### [Given passage]
◇ ◇ ◇ ◇ ◇
But that has not stopped congressional leaders from posturing on their party’s policies, hoping to drum up support for their respective platforms before November.

Republicans and Democrats alike often publicize the need to create certainty for the country’s small businessmen and women by removing uncertainty from the fiscal horizon.

But if anything on Capitol Hill is certain these days, it’s that the divided Congress is unlikely to bridge its differences before the election this November, and depending on the strength of a mandate that voters award to Congress on Election Day, the issue is likely to drag on well into next year.

Looking to get ahead of the game, House Speaker John Boehner said on Thursday that the House will act to “extend all of the current tax rates” next month “bringing some certainty to the tax code.”

Across the aisle, House Minority Leader Nancy Pelosi wrote Boehner last week asking him to bring a middle-income tax cut bill to the floor immediately, leaving the battle over the upper-income tax cuts for another day.  The Democratic leader said on Thursday that she believes it is “important for us to get the show on the road, to act now so that we can remove all doubt that there will be a middle-income tax cut.”
◇ ◇ ◇ ◇ ◇
### [Source data]
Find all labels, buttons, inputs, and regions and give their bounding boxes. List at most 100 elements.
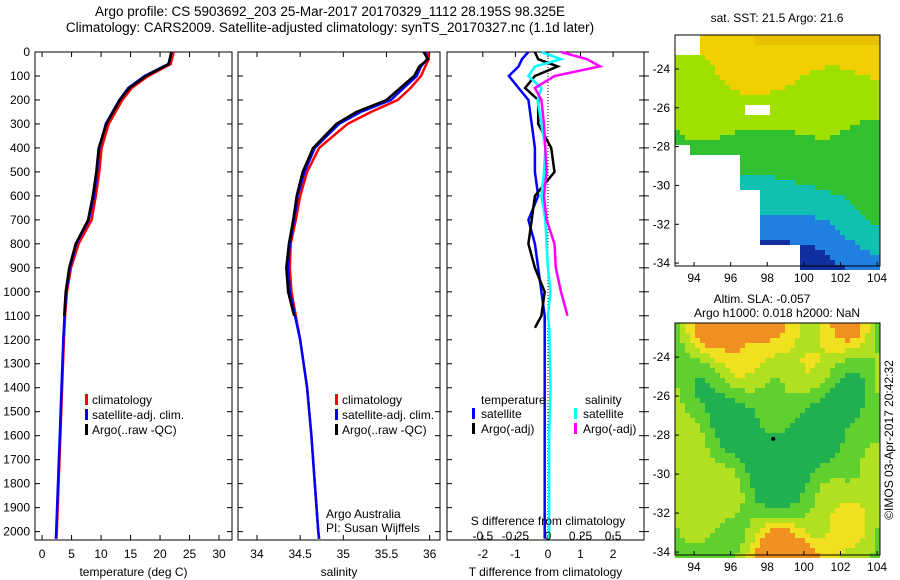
◇ ◇ ◇ ◇ ◇
### [What to produce]
According to the passage on the congressional tax-cut debate, why did Nancy Pelosi want a middle-income tax cut bill brought to the floor immediately? Answer in one to three sentences.

### [Complete output]
Pelosi said it was important to "get the show on the road" and act now to remove all doubt that there will be a middle-income tax cut. Her request would set aside the fight over the upper-income tax cuts for a later time.